> **Records for processing**
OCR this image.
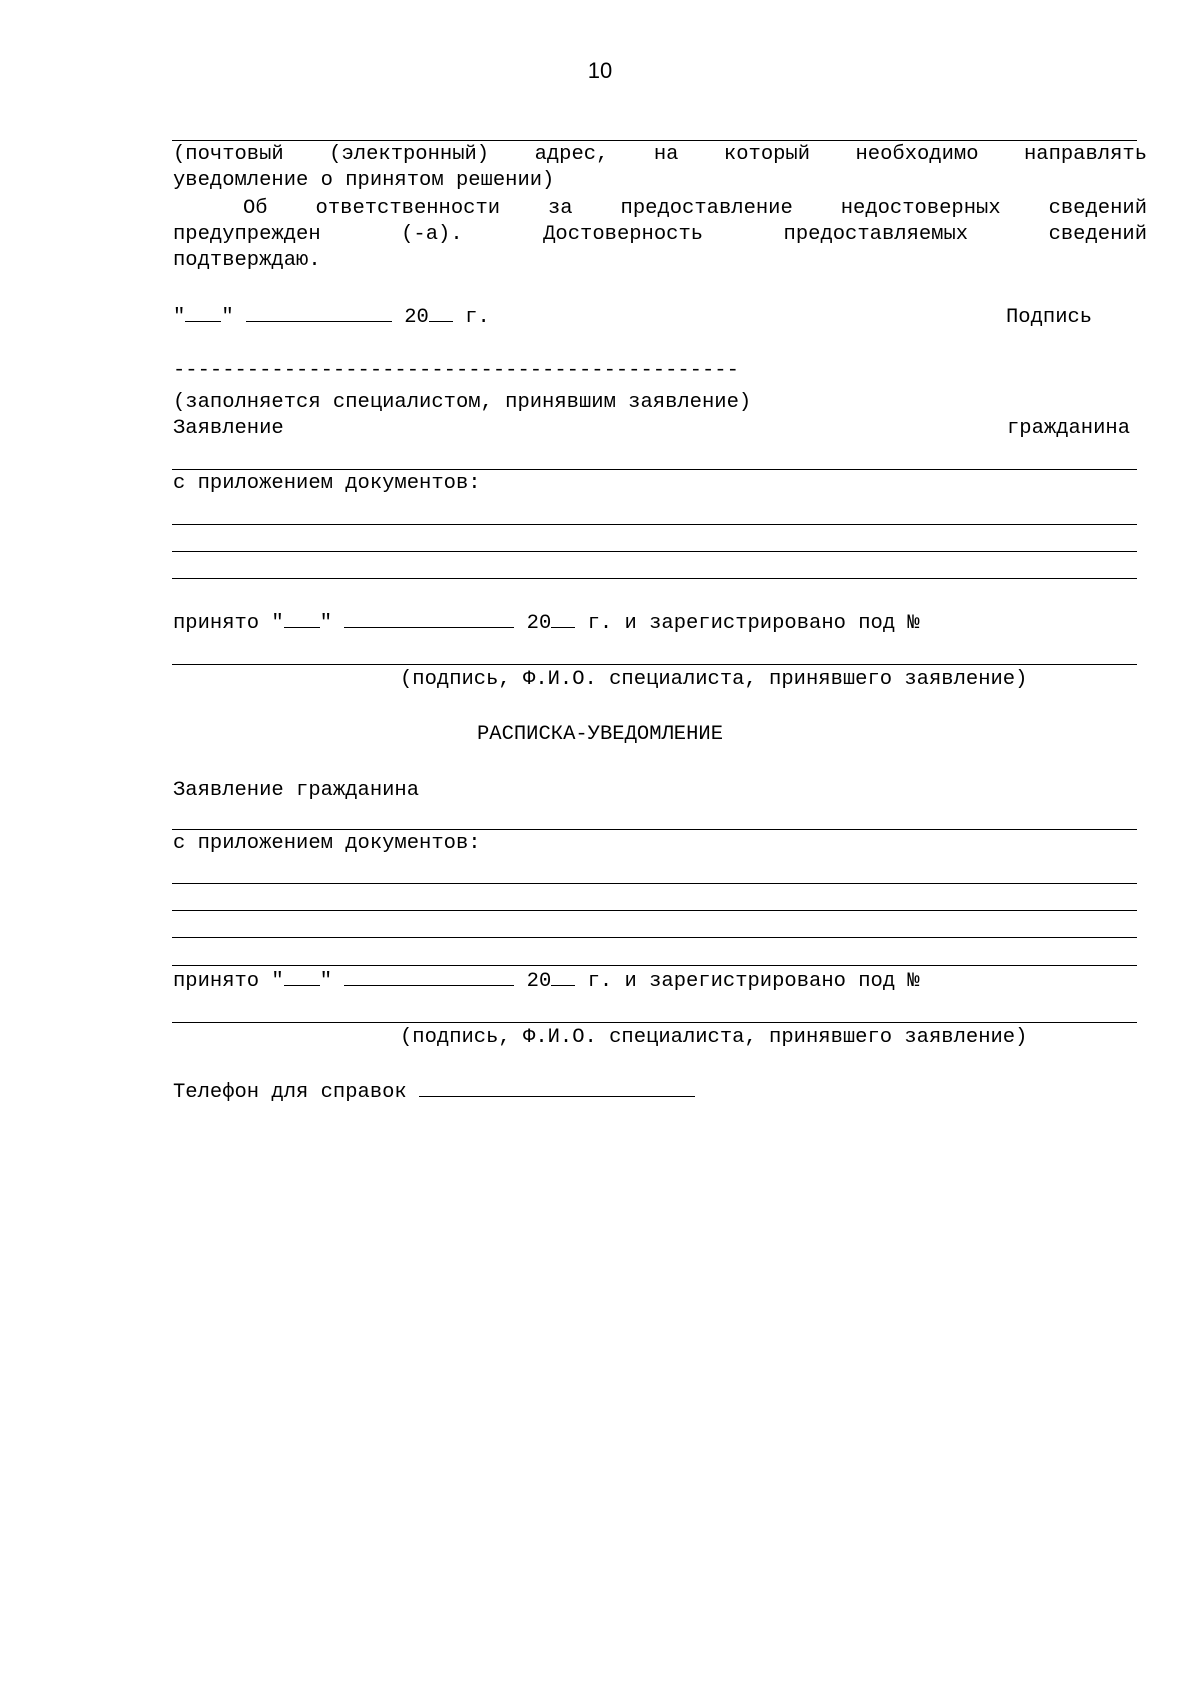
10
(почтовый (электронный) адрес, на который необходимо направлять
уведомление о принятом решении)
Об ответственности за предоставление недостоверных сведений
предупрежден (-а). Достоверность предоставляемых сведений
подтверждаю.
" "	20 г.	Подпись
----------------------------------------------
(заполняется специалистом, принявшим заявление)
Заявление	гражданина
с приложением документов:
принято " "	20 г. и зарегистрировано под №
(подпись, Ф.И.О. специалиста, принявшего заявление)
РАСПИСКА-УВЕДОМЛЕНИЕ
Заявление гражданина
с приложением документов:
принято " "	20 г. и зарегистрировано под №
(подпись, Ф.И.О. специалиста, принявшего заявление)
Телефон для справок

> **Given request**
Read through the lines above and collect those that contain the string "сведений".

> **Final result**
Об ответственности за предоставление недостоверных сведений
предупрежден (-а). Достоверность предоставляемых сведений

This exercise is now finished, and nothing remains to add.